CHALLENGE: Output the full listing below exactly as it reads, and skip anything that is a picture.

* Begin RECORDS SUPPLIED *

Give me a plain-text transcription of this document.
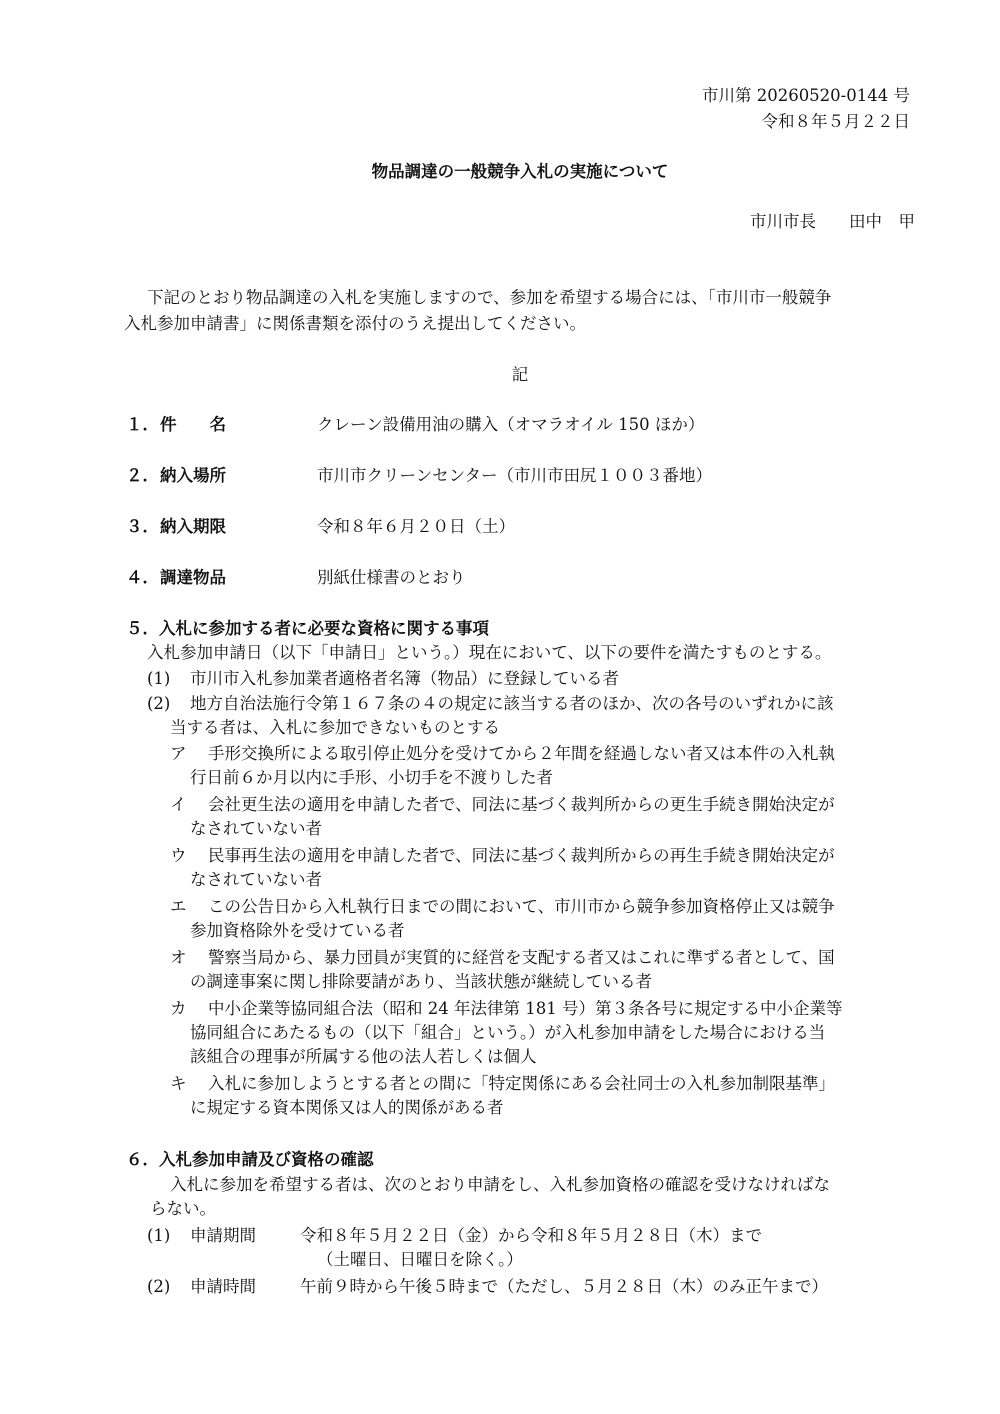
市川第 20260520-0144 号
令和８年５月２２日
物品調達の一般競争入札の実施について
市川市長　　田中　甲
下記のとおり物品調達の入札を実施しますので、参加を希望する場合には、「市川市一般競争
入札参加申請書」に関係書類を添付のうえ提出してください。
記
１． 件　　名	クレーン設備用油の購入（オマラオイル 150 ほか）
２． 納入場所	市川市クリーンセンター（市川市田尻１００３番地）
３． 納入期限	令和８年６月２０日（土）
４． 調達物品	別紙仕様書のとおり
５．入札に参加する者に必要な資格に関する事項
入札参加申請日（以下「申請日」という。）現在において、以下の要件を満たすものとする。
(1) 市川市入札参加業者適格者名簿（物品）に登録している者
(2) 地方自治法施行令第１６７条の４の規定に該当する者のほか、次の各号のいずれかに該
当する者は、入札に参加できないものとする
ア 手形交換所による取引停止処分を受けてから２年間を経過しない者又は本件の入札執
行日前６か月以内に手形、小切手を不渡りした者
イ 会社更生法の適用を申請した者で、同法に基づく裁判所からの更生手続き開始決定が
なされていない者
ウ 民事再生法の適用を申請した者で、同法に基づく裁判所からの再生手続き開始決定が
なされていない者
エ この公告日から入札執行日までの間において、市川市から競争参加資格停止又は競争
参加資格除外を受けている者
オ 警察当局から、暴力団員が実質的に経営を支配する者又はこれに準ずる者として、国
の調達事案に関し排除要請があり、当該状態が継続している者
カ 中小企業等協同組合法（昭和 24 年法律第 181 号）第３条各号に規定する中小企業等
協同組合にあたるもの（以下「組合」という。）が入札参加申請をした場合における当
該組合の理事が所属する他の法人若しくは個人
キ 入札に参加しようとする者との間に「特定関係にある会社同士の入札参加制限基準」
に規定する資本関係又は人的関係がある者
６．入札参加申請及び資格の確認
入札に参加を希望する者は、次のとおり申請をし、入札参加資格の確認を受けなければな
らない。
(1) 申請期間	令和８年５月２２日（金）から令和８年５月２８日（木）まで
（土曜日、日曜日を除く。）
(2) 申請時間	午前９時から午後５時まで（ただし、５月２８日（木）のみ正午まで）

* End RECORDS SUPPLIED *

FINISHED EXERCISE:
Give me a plain-text transcription of this document.
市川第 20260520-0144 号
令和８年５月２２日
物品調達の一般競争入札の実施について
市川市長　　田中　甲
下記のとおり物品調達の入札を実施しますので、参加を希望する場合には、「市川市一般競争
入札参加申請書」に関係書類を添付のうえ提出してください。
記
１． 件　　名	クレーン設備用油の購入（オマラオイル 150 ほか）
２． 納入場所	市川市クリーンセンター（市川市田尻１００３番地）
３． 納入期限	令和８年６月２０日（土）
４． 調達物品	別紙仕様書のとおり
５．入札に参加する者に必要な資格に関する事項
入札参加申請日（以下「申請日」という。）現在において、以下の要件を満たすものとする。
(1) 市川市入札参加業者適格者名簿（物品）に登録している者
(2) 地方自治法施行令第１６７条の４の規定に該当する者のほか、次の各号のいずれかに該
当する者は、入札に参加できないものとする
ア 手形交換所による取引停止処分を受けてから２年間を経過しない者又は本件の入札執
行日前６か月以内に手形、小切手を不渡りした者
イ 会社更生法の適用を申請した者で、同法に基づく裁判所からの更生手続き開始決定が
なされていない者
ウ 民事再生法の適用を申請した者で、同法に基づく裁判所からの再生手続き開始決定が
なされていない者
エ この公告日から入札執行日までの間において、市川市から競争参加資格停止又は競争
参加資格除外を受けている者
オ 警察当局から、暴力団員が実質的に経営を支配する者又はこれに準ずる者として、国
の調達事案に関し排除要請があり、当該状態が継続している者
カ 中小企業等協同組合法（昭和 24 年法律第 181 号）第３条各号に規定する中小企業等
協同組合にあたるもの（以下「組合」という。）が入札参加申請をした場合における当
該組合の理事が所属する他の法人若しくは個人
キ 入札に参加しようとする者との間に「特定関係にある会社同士の入札参加制限基準」
に規定する資本関係又は人的関係がある者
６．入札参加申請及び資格の確認
入札に参加を希望する者は、次のとおり申請をし、入札参加資格の確認を受けなければな
らない。
(1) 申請期間	令和８年５月２２日（金）から令和８年５月２８日（木）まで
（土曜日、日曜日を除く。）
(2) 申請時間	午前９時から午後５時まで（ただし、５月２８日（木）のみ正午まで）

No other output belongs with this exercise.